» **REQUIREMENTS**: Below are records to transcribe exactly, without their pictures.

Recorded data:
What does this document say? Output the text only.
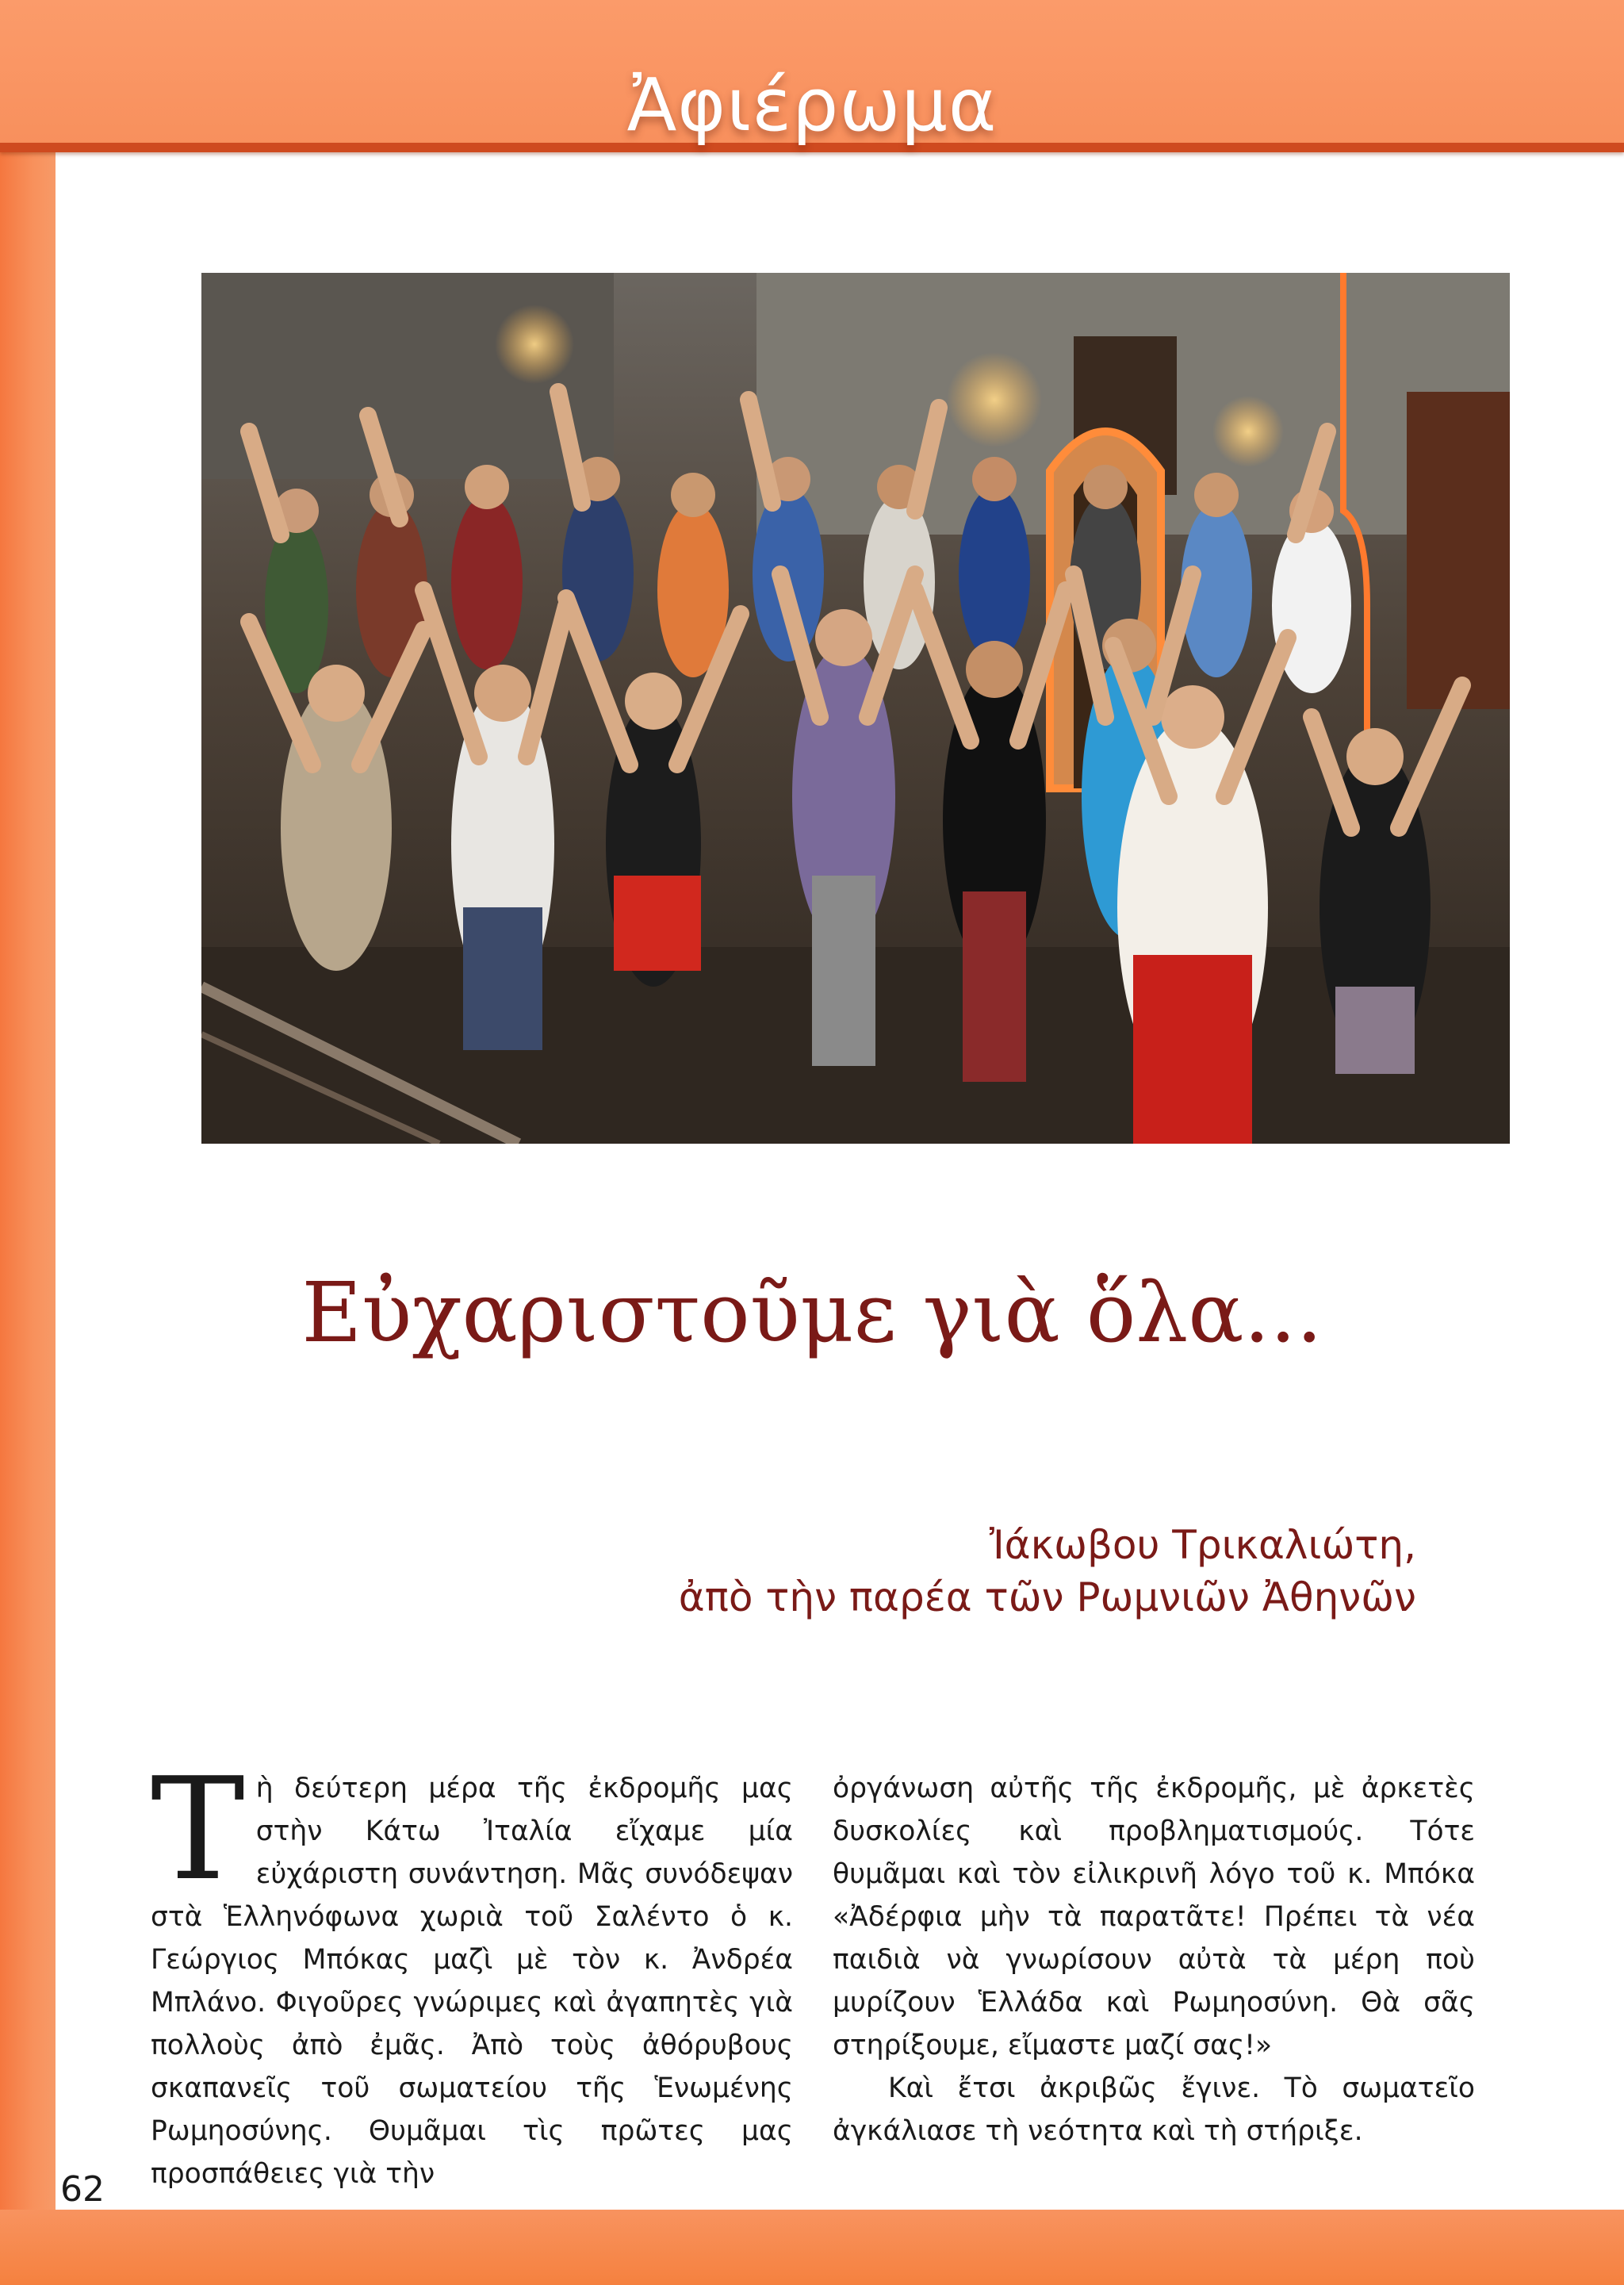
Ἀφιέρωμα
Εὐχαριστοῦμε γιὰ ὅλα...
Ἰάκωβου Τρικαλιώτη,
ἀπὸ τὴν παρέα τῶν Ρωμνιῶν Ἀθηνῶν
Τ ὴ δεύτερη μέρα τῆς ἐκδρομῆς μας στὴν Κάτω Ἰταλία εἴχαμε μία εὐχάριστη συνάντηση. Μᾶς συνόδεψαν στὰ Ἑλληνόφωνα χωριὰ τοῦ Σαλέντο ὁ κ. Γεώργιος Μπόκας μαζὶ μὲ τὸν κ. Ἀνδρέα Μπλάνο. Φιγοῦρες γνώριμες καὶ ἀγαπητὲς γιὰ πολλοὺς ἀπὸ ἐμᾶς. Ἀπὸ τοὺς ἀθόρυβους σκαπανεῖς τοῦ σωματείου τῆς Ἑνωμένης Ρωμηοσύνης. Θυμᾶμαι τὶς πρῶτες μας προσπάθειες γιὰ τὴν

ὀργάνωση αὐτῆς τῆς ἐκδρομῆς, μὲ ἀρκετὲς δυσκολίες καὶ προβληματισμούς. Τότε θυμᾶμαι καὶ τὸν εἰλικρινῆ λόγο τοῦ κ. Μπόκα «Ἀδέρφια μὴν τὰ παρατᾶτε! Πρέπει τὰ νέα παιδιὰ νὰ γνωρίσουν αὐτὰ τὰ μέρη ποὺ μυρίζουν Ἑλλάδα καὶ Ρωμηοσύνη. Θὰ σᾶς στηρίξουμε, εἴμαστε μαζί σας!»

Καὶ ἔτσι ἀκριβῶς ἔγινε. Τὸ σωματεῖο ἀγκάλιασε τὴ νεότητα καὶ τὴ στήριξε.

62
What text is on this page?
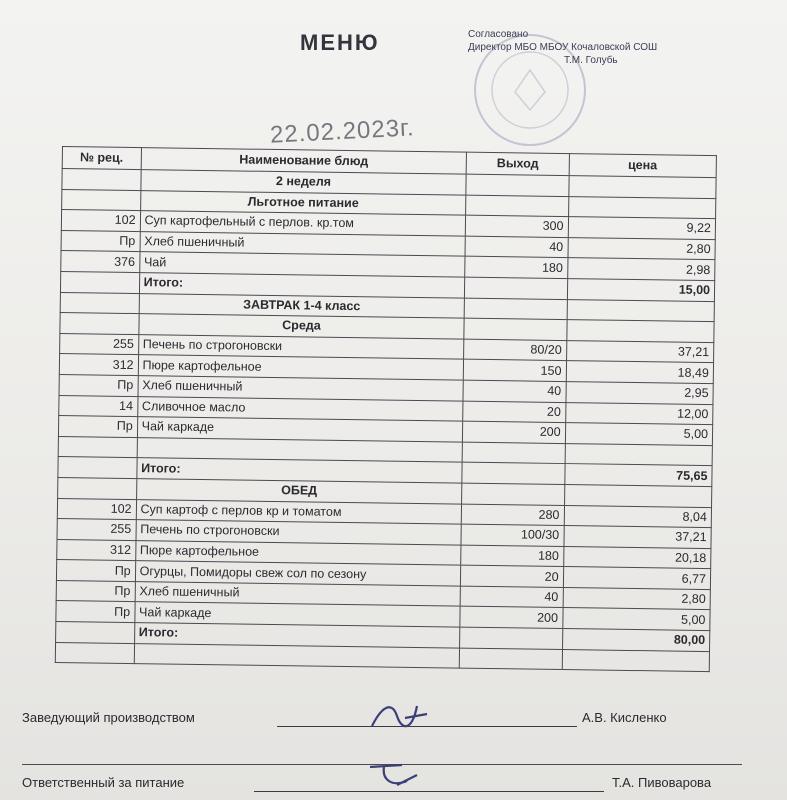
МЕНЮ	Согласовано
Директор МБО МБОУ Кочаловской СОШ
Т.М. Голубь
22.02.2023г.
№ рец.	Наименование блюд	Выход	цена
	2 неделя		
	Льготное питание		
102	Суп картофельный с перлов. кр.том	300	9,22
Пр	Хлеб пшеничный	40	2,80
376	Чай	180	2,98
	Итого:		15,00
	ЗАВТРАК 1-4 класс		
	Среда		
255	Печень по строгоновски	80/20	37,21
312	Пюре картофельное	150	18,49
Пр	Хлеб пшеничный	40	2,95
14	Сливочное масло	20	12,00
Пр	Чай каркаде	200	5,00

	Итого:		75,65
	ОБЕД		
102	Суп картоф с перлов кр и томатом	280	8,04
255	Печень по строгоновски	100/30	37,21
312	Пюре картофельное	180	20,18
Пр	Огурцы, Помидоры свеж сол по сезону	20	6,77
Пр	Хлеб пшеничный	40	2,80
Пр	Чай каркаде	200	5,00
	Итого:		80,00

Заведующий производством	А.В. Кисленко
Ответственный за питание	Т.А. Пивоварова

» **OUTPUT OF THE TASK**:
What does this document say? Output the text only.
Ἀφιέρωμα
Εὐχαριστοῦμε γιὰ ὅλα...
Ἰάκωβου Τρικαλιώτη,
ἀπὸ τὴν παρέα τῶν Ρωμνιῶν Ἀθηνῶν
Τ ὴ δεύτερη μέρα τῆς ἐκδρομῆς μας στὴν Κάτω Ἰταλία εἴχαμε μία εὐχάριστη συνάντηση. Μᾶς συνόδεψαν στὰ Ἑλληνόφωνα χωριὰ τοῦ Σαλέντο ὁ κ. Γεώργιος Μπόκας μαζὶ μὲ τὸν κ. Ἀνδρέα Μπλάνο. Φιγοῦρες γνώριμες καὶ ἀγαπητὲς γιὰ πολλοὺς ἀπὸ ἐμᾶς. Ἀπὸ τοὺς ἀθόρυβους σκαπανεῖς τοῦ σωματείου τῆς Ἑνωμένης Ρωμηοσύνης. Θυμᾶμαι τὶς πρῶτες μας προσπάθειες γιὰ τὴν

ὀργάνωση αὐτῆς τῆς ἐκδρομῆς, μὲ ἀρκετὲς δυσκολίες καὶ προβληματισμούς. Τότε θυμᾶμαι καὶ τὸν εἰλικρινῆ λόγο τοῦ κ. Μπόκα «Ἀδέρφια μὴν τὰ παρατᾶτε! Πρέπει τὰ νέα παιδιὰ νὰ γνωρίσουν αὐτὰ τὰ μέρη ποὺ μυρίζουν Ἑλλάδα καὶ Ρωμηοσύνη. Θὰ σᾶς στηρίξουμε, εἴμαστε μαζί σας!»

Καὶ ἔτσι ἀκριβῶς ἔγινε. Τὸ σωματεῖο ἀγκάλιασε τὴ νεότητα καὶ τὴ στήριξε.

62
What text is on this page?
МЕНЮ	Согласовано
Директор МБО МБОУ Кочаловской СОШ
Т.М. Голубь
22.02.2023г.
№ рец.	Наименование блюд	Выход	цена
	2 неделя		
	Льготное питание		
102	Суп картофельный с перлов. кр.том	300	9,22
Пр	Хлеб пшеничный	40	2,80
376	Чай	180	2,98
	Итого:		15,00
	ЗАВТРАК 1-4 класс		
	Среда		
255	Печень по строгоновски	80/20	37,21
312	Пюре картофельное	150	18,49
Пр	Хлеб пшеничный	40	2,95
14	Сливочное масло	20	12,00
Пр	Чай каркаде	200	5,00

	Итого:		75,65
	ОБЕД		
102	Суп картоф с перлов кр и томатом	280	8,04
255	Печень по строгоновски	100/30	37,21
312	Пюре картофельное	180	20,18
Пр	Огурцы, Помидоры свеж сол по сезону	20	6,77
Пр	Хлеб пшеничный	40	2,80
Пр	Чай каркаде	200	5,00
	Итого:		80,00

Заведующий производством	А.В. Кисленко
Ответственный за питание	Т.А. Пивоварова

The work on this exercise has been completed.